* **Task directions**
Revise the records below by replacing "components" with "elements" and keeping everything else the same. Omit the pictures from your version.
** start of Material supplied **
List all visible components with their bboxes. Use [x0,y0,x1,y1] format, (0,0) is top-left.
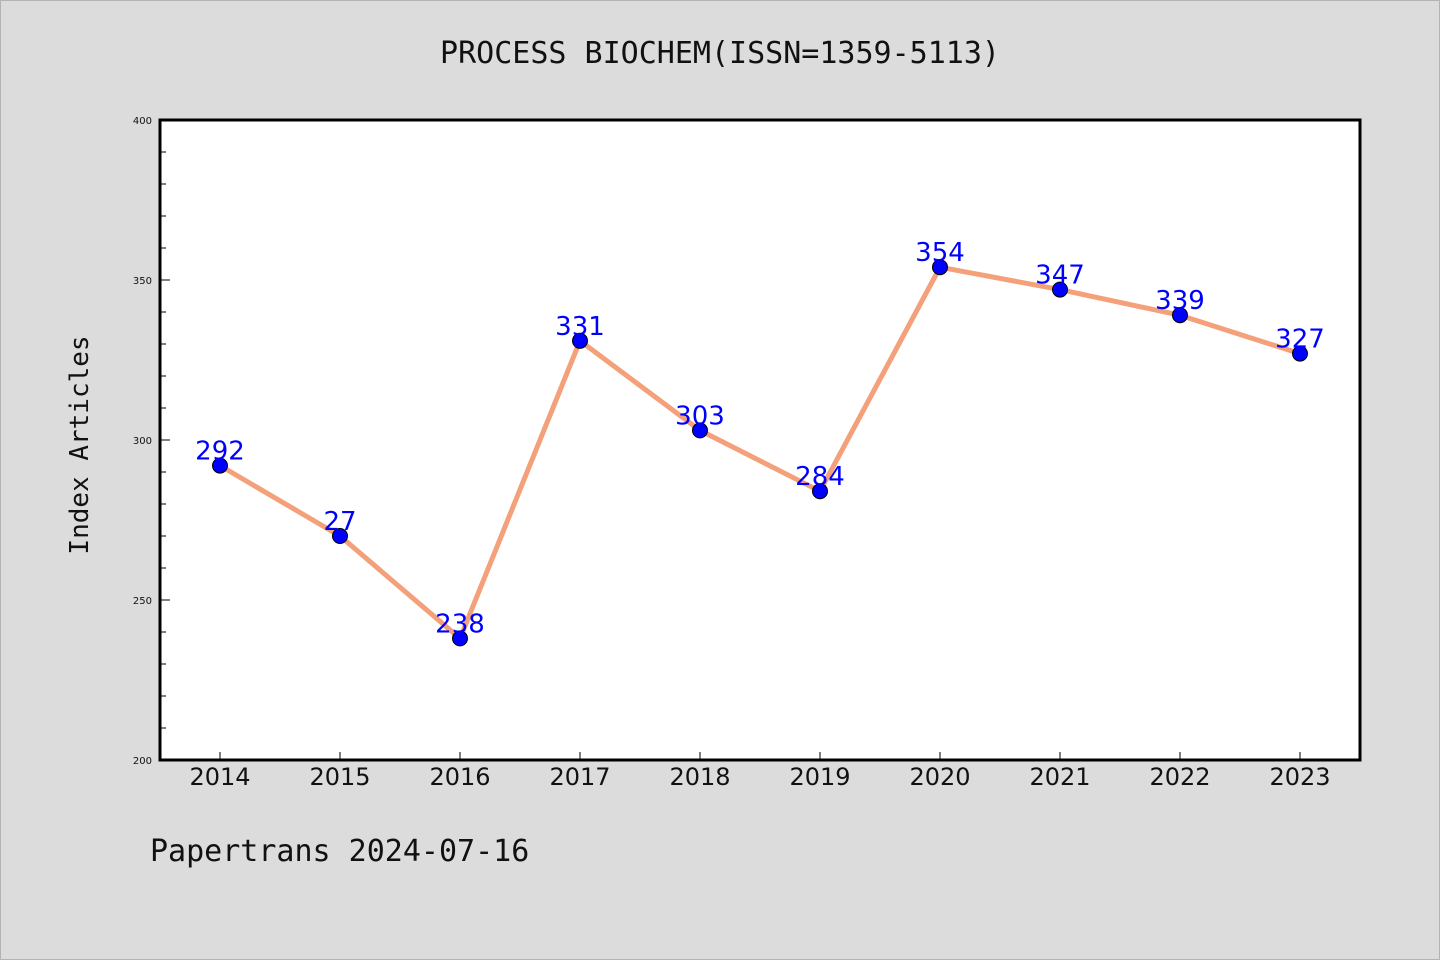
x-tick-label: 2020 [909,763,970,791]
x-tick-label: 2021 [1029,763,1090,791]
data-labels: 292 27 238 331 303 284 354 347 339 327 [195,238,1325,639]
data-point [692,422,708,439]
y-axis-ticks: 200 250 300 350 400 [133,116,170,767]
x-tick-label: 2019 [789,763,850,791]
data-point [572,332,588,349]
x-tick-label: 2014 [189,763,250,791]
y-tick-label: 200 [133,756,152,767]
x-tick-label: 2018 [669,763,730,791]
x-axis-ticks: 2014 2015 2016 2017 2018 2019 2020 2021 2022 2023 [189,752,1331,791]
y-tick-label: 400 [133,116,152,127]
data-label: 284 [795,462,845,492]
series-markers [212,259,1308,647]
data-label: 27 [323,507,356,537]
data-point [212,457,228,474]
x-tick-label: 2015 [309,763,370,791]
plot-area [158,118,1362,762]
data-point [452,630,468,647]
y-tick-label: 350 [133,276,152,287]
y-tick-label: 300 [133,436,152,447]
data-point [1292,345,1308,362]
data-label: 331 [555,312,605,342]
x-tick-label: 2017 [549,763,610,791]
x-tick-label: 2016 [429,763,490,791]
data-point [1172,307,1188,324]
series-line [218,264,1301,641]
data-label: 327 [1275,325,1325,355]
data-label: 339 [1155,286,1205,316]
data-label: 238 [435,609,485,639]
data-point [812,483,828,500]
data-label: 292 [195,437,245,467]
data-label: 303 [675,401,725,431]
data-point [1052,281,1068,298]
data-point [332,528,348,544]
x-tick-label: 2023 [1269,763,1330,791]
data-label: 354 [915,238,965,268]
footer-caption: Papertrans 2024-07-16 [150,834,530,869]
x-tick-label: 2022 [1149,763,1210,791]
data-point [932,259,948,276]
data-label: 347 [1035,261,1085,291]
chart-title: PROCESS BIOCHEM(ISSN=1359-5113) [440,36,1000,71]
y-tick-label: 250 [133,596,152,607]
** end of Material supplied **
* **Exercise solution**
List all visible elements with their bboxes. Use [x0,y0,x1,y1] format, (0,0) is top-left.
x-tick-label: 2020 [909,763,970,791]
x-tick-label: 2021 [1029,763,1090,791]
data-labels: 292 27 238 331 303 284 354 347 339 327 [195,238,1325,639]
data-point [692,422,708,439]
y-axis-ticks: 200 250 300 350 400 [133,116,170,767]
x-tick-label: 2019 [789,763,850,791]
data-point [572,332,588,349]
x-tick-label: 2014 [189,763,250,791]
y-tick-label: 200 [133,756,152,767]
x-tick-label: 2018 [669,763,730,791]
x-axis-ticks: 2014 2015 2016 2017 2018 2019 2020 2021 2022 2023 [189,752,1331,791]
y-tick-label: 400 [133,116,152,127]
data-label: 284 [795,462,845,492]
series-markers [212,259,1308,647]
data-label: 27 [323,507,356,537]
data-point [212,457,228,474]
x-tick-label: 2015 [309,763,370,791]
plot-area [158,118,1362,762]
data-point [452,630,468,647]
y-tick-label: 350 [133,276,152,287]
y-tick-label: 300 [133,436,152,447]
data-point [1292,345,1308,362]
data-label: 331 [555,312,605,342]
x-tick-label: 2017 [549,763,610,791]
x-tick-label: 2016 [429,763,490,791]
data-point [1172,307,1188,324]
series-line [218,264,1301,641]
data-label: 327 [1275,325,1325,355]
data-label: 339 [1155,286,1205,316]
data-label: 238 [435,609,485,639]
data-point [812,483,828,500]
data-label: 292 [195,437,245,467]
data-label: 303 [675,401,725,431]
data-point [1052,281,1068,298]
data-point [332,528,348,544]
x-tick-label: 2023 [1269,763,1330,791]
data-label: 354 [915,238,965,268]
footer-caption: Papertrans 2024-07-16 [150,834,530,869]
x-tick-label: 2022 [1149,763,1210,791]
data-point [932,259,948,276]
data-label: 347 [1035,261,1085,291]
chart-title: PROCESS BIOCHEM(ISSN=1359-5113) [440,36,1000,71]
y-tick-label: 250 [133,596,152,607]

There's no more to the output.